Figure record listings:
———
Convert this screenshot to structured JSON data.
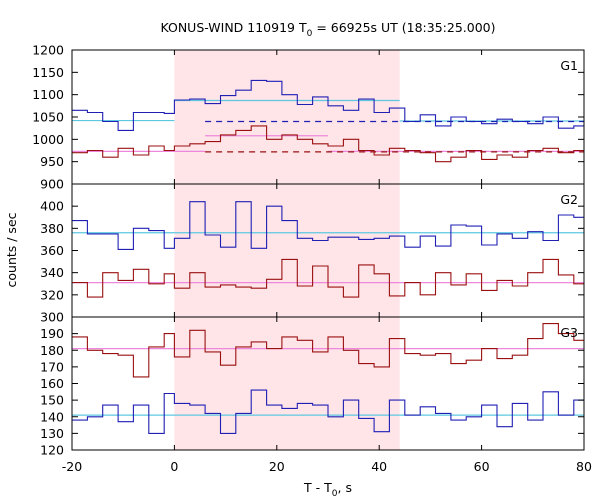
{
  "chart_data": {
    "type": "line",
    "title_main": "KONUS-WIND 110919 T",
    "title_sub": "0",
    "title_rest": " = 66925s UT (18:35:25.000)",
    "xlabel_main": "T - T",
    "xlabel_sub": "0",
    "xlabel_rest": ", s",
    "ylabel": "counts / sec",
    "xlim": [
      -20,
      80
    ],
    "x_ticks": [
      -20,
      0,
      20,
      40,
      60,
      80
    ],
    "highlight_interval": [
      0,
      44
    ],
    "colors": {
      "series_blue": "#1f1fb4",
      "series_red": "#9a1010",
      "level_cyan": "#5cc8e0",
      "level_pink": "#ee88dd",
      "highlight": "#ffe4e8"
    },
    "panels": [
      {
        "label": "G1",
        "ylim": [
          900,
          1200
        ],
        "y_ticks": [
          900,
          950,
          1000,
          1050,
          1100,
          1150,
          1200
        ],
        "series": [
          {
            "color_key": "series_blue",
            "edges": [
              -20,
              -17,
              -14,
              -11,
              -8,
              -5,
              -2,
              0,
              3,
              6,
              9,
              12,
              15,
              18,
              21,
              24,
              27,
              30,
              33,
              36,
              39,
              42,
              45,
              48,
              51,
              54,
              57,
              60,
              63,
              66,
              69,
              72,
              75,
              78,
              80
            ],
            "values": [
              1065,
              1060,
              1040,
              1020,
              1060,
              1060,
              1058,
              1088,
              1090,
              1080,
              1098,
              1110,
              1132,
              1130,
              1100,
              1078,
              1095,
              1075,
              1065,
              1090,
              1060,
              1070,
              1040,
              1055,
              1030,
              1050,
              1040,
              1035,
              1045,
              1040,
              1035,
              1050,
              1025,
              1030
            ]
          },
          {
            "color_key": "series_red",
            "edges": [
              -20,
              -17,
              -14,
              -11,
              -8,
              -5,
              -2,
              0,
              3,
              6,
              9,
              12,
              15,
              18,
              21,
              24,
              27,
              30,
              33,
              36,
              39,
              42,
              45,
              48,
              51,
              54,
              57,
              60,
              63,
              66,
              69,
              72,
              75,
              78,
              80
            ],
            "values": [
              970,
              975,
              960,
              980,
              965,
              985,
              975,
              985,
              990,
              995,
              1010,
              1020,
              1030,
              1000,
              1010,
              1000,
              990,
              985,
              1000,
              975,
              965,
              980,
              975,
              970,
              950,
              960,
              975,
              955,
              965,
              960,
              975,
              980,
              970,
              975
            ]
          }
        ],
        "levels": [
          {
            "color_key": "level_cyan",
            "from": -20,
            "to": 0,
            "y": 1042,
            "dash": false
          },
          {
            "color_key": "level_cyan",
            "from": 0,
            "to": 44,
            "y": 1087,
            "dash": false
          },
          {
            "color_key": "level_cyan",
            "from": 44,
            "to": 80,
            "y": 1041,
            "dash": false
          },
          {
            "color_key": "level_pink",
            "from": -20,
            "to": 6,
            "y": 973,
            "dash": false
          },
          {
            "color_key": "level_pink",
            "from": 6,
            "to": 30,
            "y": 1008,
            "dash": false
          },
          {
            "color_key": "level_pink",
            "from": 30,
            "to": 80,
            "y": 973,
            "dash": false
          }
        ],
        "dashed_levels": [
          {
            "color_key": "series_blue",
            "from": 6,
            "to": 80,
            "y": 1040
          },
          {
            "color_key": "series_red",
            "from": 6,
            "to": 80,
            "y": 972
          }
        ]
      },
      {
        "label": "G2",
        "ylim": [
          300,
          420
        ],
        "y_ticks": [
          300,
          320,
          340,
          360,
          380,
          400
        ],
        "series": [
          {
            "color_key": "series_blue",
            "edges": [
              -20,
              -17,
              -14,
              -11,
              -8,
              -5,
              -2,
              0,
              3,
              6,
              9,
              12,
              15,
              18,
              21,
              24,
              27,
              30,
              33,
              36,
              39,
              42,
              45,
              48,
              51,
              54,
              57,
              60,
              63,
              66,
              69,
              72,
              75,
              78,
              80
            ],
            "values": [
              387,
              375,
              375,
              361,
              380,
              378,
              362,
              371,
              404,
              374,
              363,
              404,
              362,
              400,
              387,
              371,
              369,
              372,
              372,
              370,
              371,
              373,
              363,
              373,
              364,
              383,
              382,
              365,
              375,
              371,
              377,
              369,
              392,
              390
            ]
          },
          {
            "color_key": "series_red",
            "edges": [
              -20,
              -17,
              -14,
              -11,
              -8,
              -5,
              -2,
              0,
              3,
              6,
              9,
              12,
              15,
              18,
              21,
              24,
              27,
              30,
              33,
              36,
              39,
              42,
              45,
              48,
              51,
              54,
              57,
              60,
              63,
              66,
              69,
              72,
              75,
              78,
              80
            ],
            "values": [
              331,
              318,
              340,
              333,
              343,
              330,
              339,
              326,
              340,
              327,
              329,
              327,
              326,
              334,
              352,
              328,
              346,
              327,
              318,
              347,
              339,
              319,
              331,
              320,
              340,
              329,
              339,
              324,
              333,
              328,
              340,
              352,
              338,
              330
            ]
          }
        ],
        "levels": [
          {
            "color_key": "level_cyan",
            "from": -20,
            "to": 80,
            "y": 376,
            "dash": false
          },
          {
            "color_key": "level_pink",
            "from": -20,
            "to": 80,
            "y": 331,
            "dash": false
          }
        ],
        "dashed_levels": []
      },
      {
        "label": "G3",
        "ylim": [
          120,
          200
        ],
        "y_ticks": [
          120,
          130,
          140,
          150,
          160,
          170,
          180,
          190
        ],
        "series": [
          {
            "color_key": "series_red",
            "edges": [
              -20,
              -17,
              -14,
              -11,
              -8,
              -5,
              -2,
              0,
              3,
              6,
              9,
              12,
              15,
              18,
              21,
              24,
              27,
              30,
              33,
              36,
              39,
              42,
              45,
              48,
              51,
              54,
              57,
              60,
              63,
              66,
              69,
              72,
              75,
              78,
              80
            ],
            "values": [
              188,
              180,
              178,
              177,
              164,
              182,
              190,
              176,
              192,
              179,
              171,
              182,
              185,
              181,
              188,
              186,
              179,
              188,
              180,
              172,
              170,
              187,
              178,
              177,
              178,
              172,
              174,
              181,
              175,
              177,
              187,
              196,
              190,
              186
            ]
          },
          {
            "color_key": "series_blue",
            "edges": [
              -20,
              -17,
              -14,
              -11,
              -8,
              -5,
              -2,
              0,
              3,
              6,
              9,
              12,
              15,
              18,
              21,
              24,
              27,
              30,
              33,
              36,
              39,
              42,
              45,
              48,
              51,
              54,
              57,
              60,
              63,
              66,
              69,
              72,
              75,
              78,
              80
            ],
            "values": [
              138,
              140,
              147,
              137,
              147,
              130,
              154,
              148,
              147,
              142,
              130,
              142,
              156,
              147,
              145,
              148,
              147,
              140,
              150,
              139,
              131,
              150,
              141,
              146,
              142,
              138,
              140,
              147,
              134,
              148,
              138,
              155,
              141,
              150
            ]
          }
        ],
        "levels": [
          {
            "color_key": "level_pink",
            "from": -20,
            "to": 80,
            "y": 181,
            "dash": false
          },
          {
            "color_key": "level_cyan",
            "from": -20,
            "to": 80,
            "y": 141,
            "dash": false
          }
        ],
        "dashed_levels": []
      }
    ]
  }
}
———
## Task requirements
Reproduce the records verbatim, omitting all images they contain.

## The answer
Convert this screenshot to structured JSON data.
{
  "chart_data": {
    "type": "line",
    "title_main": "KONUS-WIND 110919 T",
    "title_sub": "0",
    "title_rest": " = 66925s UT (18:35:25.000)",
    "xlabel_main": "T - T",
    "xlabel_sub": "0",
    "xlabel_rest": ", s",
    "ylabel": "counts / sec",
    "xlim": [
      -20,
      80
    ],
    "x_ticks": [
      -20,
      0,
      20,
      40,
      60,
      80
    ],
    "highlight_interval": [
      0,
      44
    ],
    "colors": {
      "series_blue": "#1f1fb4",
      "series_red": "#9a1010",
      "level_cyan": "#5cc8e0",
      "level_pink": "#ee88dd",
      "highlight": "#ffe4e8"
    },
    "panels": [
      {
        "label": "G1",
        "ylim": [
          900,
          1200
        ],
        "y_ticks": [
          900,
          950,
          1000,
          1050,
          1100,
          1150,
          1200
        ],
        "series": [
          {
            "color_key": "series_blue",
            "edges": [
              -20,
              -17,
              -14,
              -11,
              -8,
              -5,
              -2,
              0,
              3,
              6,
              9,
              12,
              15,
              18,
              21,
              24,
              27,
              30,
              33,
              36,
              39,
              42,
              45,
              48,
              51,
              54,
              57,
              60,
              63,
              66,
              69,
              72,
              75,
              78,
              80
            ],
            "values": [
              1065,
              1060,
              1040,
              1020,
              1060,
              1060,
              1058,
              1088,
              1090,
              1080,
              1098,
              1110,
              1132,
              1130,
              1100,
              1078,
              1095,
              1075,
              1065,
              1090,
              1060,
              1070,
              1040,
              1055,
              1030,
              1050,
              1040,
              1035,
              1045,
              1040,
              1035,
              1050,
              1025,
              1030
            ]
          },
          {
            "color_key": "series_red",
            "edges": [
              -20,
              -17,
              -14,
              -11,
              -8,
              -5,
              -2,
              0,
              3,
              6,
              9,
              12,
              15,
              18,
              21,
              24,
              27,
              30,
              33,
              36,
              39,
              42,
              45,
              48,
              51,
              54,
              57,
              60,
              63,
              66,
              69,
              72,
              75,
              78,
              80
            ],
            "values": [
              970,
              975,
              960,
              980,
              965,
              985,
              975,
              985,
              990,
              995,
              1010,
              1020,
              1030,
              1000,
              1010,
              1000,
              990,
              985,
              1000,
              975,
              965,
              980,
              975,
              970,
              950,
              960,
              975,
              955,
              965,
              960,
              975,
              980,
              970,
              975
            ]
          }
        ],
        "levels": [
          {
            "color_key": "level_cyan",
            "from": -20,
            "to": 0,
            "y": 1042,
            "dash": false
          },
          {
            "color_key": "level_cyan",
            "from": 0,
            "to": 44,
            "y": 1087,
            "dash": false
          },
          {
            "color_key": "level_cyan",
            "from": 44,
            "to": 80,
            "y": 1041,
            "dash": false
          },
          {
            "color_key": "level_pink",
            "from": -20,
            "to": 6,
            "y": 973,
            "dash": false
          },
          {
            "color_key": "level_pink",
            "from": 6,
            "to": 30,
            "y": 1008,
            "dash": false
          },
          {
            "color_key": "level_pink",
            "from": 30,
            "to": 80,
            "y": 973,
            "dash": false
          }
        ],
        "dashed_levels": [
          {
            "color_key": "series_blue",
            "from": 6,
            "to": 80,
            "y": 1040
          },
          {
            "color_key": "series_red",
            "from": 6,
            "to": 80,
            "y": 972
          }
        ]
      },
      {
        "label": "G2",
        "ylim": [
          300,
          420
        ],
        "y_ticks": [
          300,
          320,
          340,
          360,
          380,
          400
        ],
        "series": [
          {
            "color_key": "series_blue",
            "edges": [
              -20,
              -17,
              -14,
              -11,
              -8,
              -5,
              -2,
              0,
              3,
              6,
              9,
              12,
              15,
              18,
              21,
              24,
              27,
              30,
              33,
              36,
              39,
              42,
              45,
              48,
              51,
              54,
              57,
              60,
              63,
              66,
              69,
              72,
              75,
              78,
              80
            ],
            "values": [
              387,
              375,
              375,
              361,
              380,
              378,
              362,
              371,
              404,
              374,
              363,
              404,
              362,
              400,
              387,
              371,
              369,
              372,
              372,
              370,
              371,
              373,
              363,
              373,
              364,
              383,
              382,
              365,
              375,
              371,
              377,
              369,
              392,
              390
            ]
          },
          {
            "color_key": "series_red",
            "edges": [
              -20,
              -17,
              -14,
              -11,
              -8,
              -5,
              -2,
              0,
              3,
              6,
              9,
              12,
              15,
              18,
              21,
              24,
              27,
              30,
              33,
              36,
              39,
              42,
              45,
              48,
              51,
              54,
              57,
              60,
              63,
              66,
              69,
              72,
              75,
              78,
              80
            ],
            "values": [
              331,
              318,
              340,
              333,
              343,
              330,
              339,
              326,
              340,
              327,
              329,
              327,
              326,
              334,
              352,
              328,
              346,
              327,
              318,
              347,
              339,
              319,
              331,
              320,
              340,
              329,
              339,
              324,
              333,
              328,
              340,
              352,
              338,
              330
            ]
          }
        ],
        "levels": [
          {
            "color_key": "level_cyan",
            "from": -20,
            "to": 80,
            "y": 376,
            "dash": false
          },
          {
            "color_key": "level_pink",
            "from": -20,
            "to": 80,
            "y": 331,
            "dash": false
          }
        ],
        "dashed_levels": []
      },
      {
        "label": "G3",
        "ylim": [
          120,
          200
        ],
        "y_ticks": [
          120,
          130,
          140,
          150,
          160,
          170,
          180,
          190
        ],
        "series": [
          {
            "color_key": "series_red",
            "edges": [
              -20,
              -17,
              -14,
              -11,
              -8,
              -5,
              -2,
              0,
              3,
              6,
              9,
              12,
              15,
              18,
              21,
              24,
              27,
              30,
              33,
              36,
              39,
              42,
              45,
              48,
              51,
              54,
              57,
              60,
              63,
              66,
              69,
              72,
              75,
              78,
              80
            ],
            "values": [
              188,
              180,
              178,
              177,
              164,
              182,
              190,
              176,
              192,
              179,
              171,
              182,
              185,
              181,
              188,
              186,
              179,
              188,
              180,
              172,
              170,
              187,
              178,
              177,
              178,
              172,
              174,
              181,
              175,
              177,
              187,
              196,
              190,
              186
            ]
          },
          {
            "color_key": "series_blue",
            "edges": [
              -20,
              -17,
              -14,
              -11,
              -8,
              -5,
              -2,
              0,
              3,
              6,
              9,
              12,
              15,
              18,
              21,
              24,
              27,
              30,
              33,
              36,
              39,
              42,
              45,
              48,
              51,
              54,
              57,
              60,
              63,
              66,
              69,
              72,
              75,
              78,
              80
            ],
            "values": [
              138,
              140,
              147,
              137,
              147,
              130,
              154,
              148,
              147,
              142,
              130,
              142,
              156,
              147,
              145,
              148,
              147,
              140,
              150,
              139,
              131,
              150,
              141,
              146,
              142,
              138,
              140,
              147,
              134,
              148,
              138,
              155,
              141,
              150
            ]
          }
        ],
        "levels": [
          {
            "color_key": "level_pink",
            "from": -20,
            "to": 80,
            "y": 181,
            "dash": false
          },
          {
            "color_key": "level_cyan",
            "from": -20,
            "to": 80,
            "y": 141,
            "dash": false
          }
        ],
        "dashed_levels": []
      }
    ]
  }
}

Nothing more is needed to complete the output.